--- START OF Data records ---
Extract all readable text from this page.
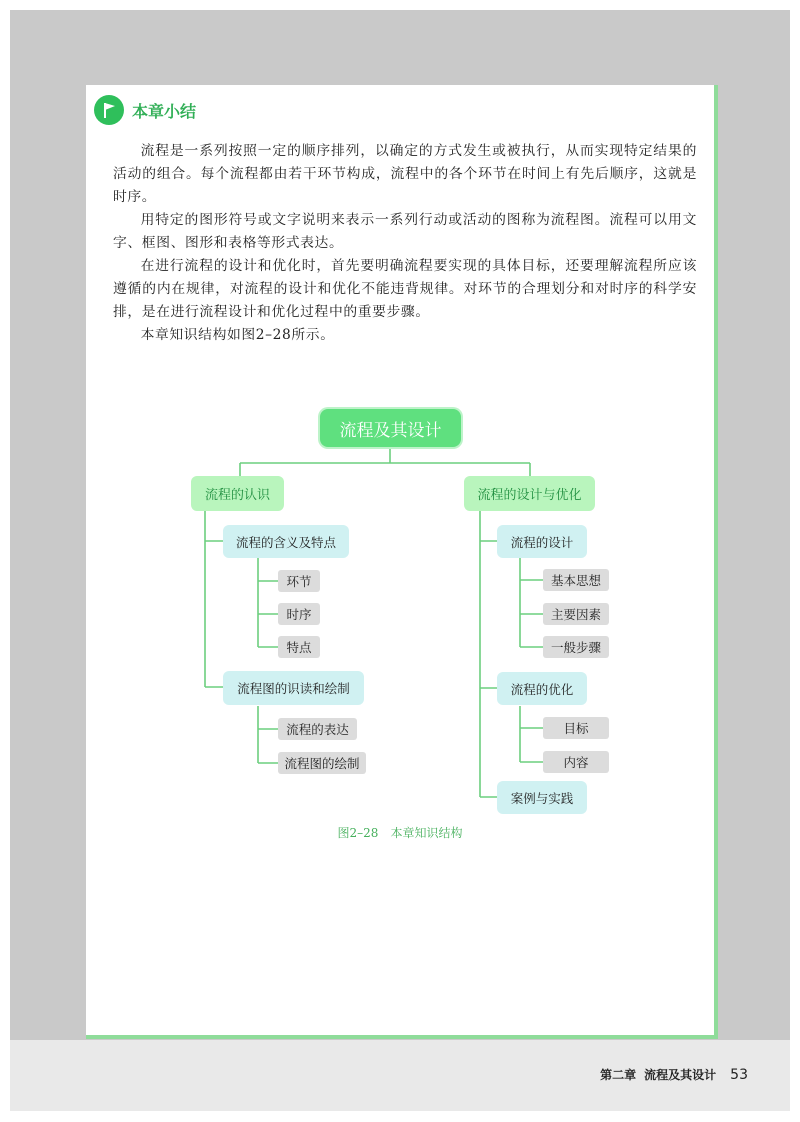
本章小结

流程是一系列按照一定的顺序排列，以确定的方式发生或被执行，从而实现特定结果的活动的组合。每个流程都由若干环节构成，流程中的各个环节在时间上有先后顺序，这就是时序。

用特定的图形符号或文字说明来表示一系列行动或活动的图称为流程图。流程可以用文字、框图、图形和表格等形式表达。

在进行流程的设计和优化时，首先要明确流程要实现的具体目标，还要理解流程所应该遵循的内在规律，对流程的设计和优化不能违背规律。对环节的合理划分和对时序的科学安排，是在进行流程设计和优化过程中的重要步骤。

本章知识结构如图2–28所示。

流程及其设计
流程的认识
流程的含义及特点
环节
时序
特点
流程图的识读和绘制
流程的表达
流程图的绘制
流程的设计与优化
流程的设计
基本思想
主要因素
一般步骤
流程的优化
目标
内容
案例与实践
图2–28 本章知识结构
第二章 流程及其设计 53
--- END OF Data records ---
Given task:
A faithful copy of the records above is needed, with the pictures left out.

The output:
Extract all readable text from this page.
本章小结

流程是一系列按照一定的顺序排列，以确定的方式发生或被执行，从而实现特定结果的活动的组合。每个流程都由若干环节构成，流程中的各个环节在时间上有先后顺序，这就是时序。

用特定的图形符号或文字说明来表示一系列行动或活动的图称为流程图。流程可以用文字、框图、图形和表格等形式表达。

在进行流程的设计和优化时，首先要明确流程要实现的具体目标，还要理解流程所应该遵循的内在规律，对流程的设计和优化不能违背规律。对环节的合理划分和对时序的科学安排，是在进行流程设计和优化过程中的重要步骤。

本章知识结构如图2–28所示。

流程及其设计
流程的认识
流程的含义及特点
环节
时序
特点
流程图的识读和绘制
流程的表达
流程图的绘制
流程的设计与优化
流程的设计
基本思想
主要因素
一般步骤
流程的优化
目标
内容
案例与实践
图2–28 本章知识结构
第二章 流程及其设计 53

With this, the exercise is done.